## The data

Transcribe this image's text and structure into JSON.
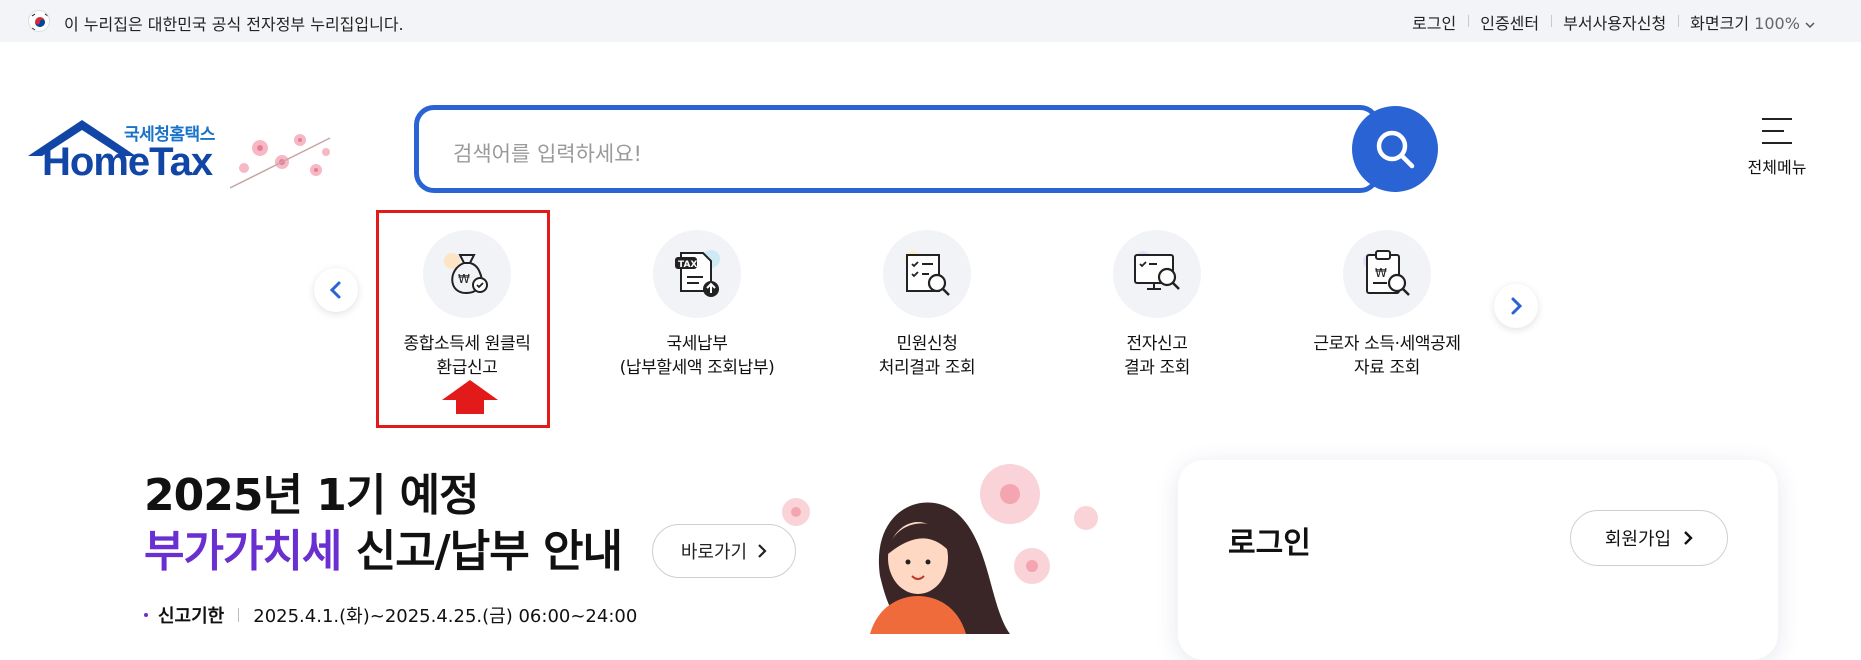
{
  "gov_banner": {
    "text": "이 누리집은 대한민국 공식 전자정부 누리집입니다.",
    "flag_icon": "korea-flag-icon"
  },
  "utility_nav": {
    "login": "로그인",
    "cert_center": "인증센터",
    "dept_user": "부서사용자신청",
    "zoom_label": "화면크기",
    "zoom_value": "100%"
  },
  "logo": {
    "sub": "국세청홈택스",
    "main": "HomeTax"
  },
  "search": {
    "placeholder": "검색어를 입력하세요!",
    "icon": "search-icon"
  },
  "menu": {
    "label": "전체메뉴"
  },
  "quick_menu": {
    "items": [
      {
        "line1": "종합소득세 원클릭",
        "line2": "환급신고"
      },
      {
        "line1": "국세납부",
        "line2": "(납부할세액 조회납부)"
      },
      {
        "line1": "민원신청",
        "line2": "처리결과 조회"
      },
      {
        "line1": "전자신고",
        "line2": "결과 조회"
      },
      {
        "line1": "근로자 소득·세액공제",
        "line2": "자료 조회"
      }
    ]
  },
  "promo": {
    "line1": "2025년 1기 예정",
    "accent": "부가가치세",
    "line2_rest": " 신고/납부 안내",
    "go_button": "바로가기",
    "deadline_label": "신고기한",
    "deadline_value": "2025.4.1.(화)~2025.4.25.(금) 06:00~24:00"
  },
  "login_panel": {
    "title": "로그인",
    "join_button": "회원가입"
  },
  "colors": {
    "primary": "#2a63d4",
    "accent_purple": "#6a2fd0",
    "highlight_red": "#e21a1a"
  }
}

## Direction
Repeat the data above exactly, but not the pictures.

## Output below
Transcribe this image's text and structure into JSON.
{
  "gov_banner": {
    "text": "이 누리집은 대한민국 공식 전자정부 누리집입니다.",
    "flag_icon": "korea-flag-icon"
  },
  "utility_nav": {
    "login": "로그인",
    "cert_center": "인증센터",
    "dept_user": "부서사용자신청",
    "zoom_label": "화면크기",
    "zoom_value": "100%"
  },
  "logo": {
    "sub": "국세청홈택스",
    "main": "HomeTax"
  },
  "search": {
    "placeholder": "검색어를 입력하세요!",
    "icon": "search-icon"
  },
  "menu": {
    "label": "전체메뉴"
  },
  "quick_menu": {
    "items": [
      {
        "line1": "종합소득세 원클릭",
        "line2": "환급신고"
      },
      {
        "line1": "국세납부",
        "line2": "(납부할세액 조회납부)"
      },
      {
        "line1": "민원신청",
        "line2": "처리결과 조회"
      },
      {
        "line1": "전자신고",
        "line2": "결과 조회"
      },
      {
        "line1": "근로자 소득·세액공제",
        "line2": "자료 조회"
      }
    ]
  },
  "promo": {
    "line1": "2025년 1기 예정",
    "accent": "부가가치세",
    "line2_rest": " 신고/납부 안내",
    "go_button": "바로가기",
    "deadline_label": "신고기한",
    "deadline_value": "2025.4.1.(화)~2025.4.25.(금) 06:00~24:00"
  },
  "login_panel": {
    "title": "로그인",
    "join_button": "회원가입"
  },
  "colors": {
    "primary": "#2a63d4",
    "accent_purple": "#6a2fd0",
    "highlight_red": "#e21a1a"
  }
}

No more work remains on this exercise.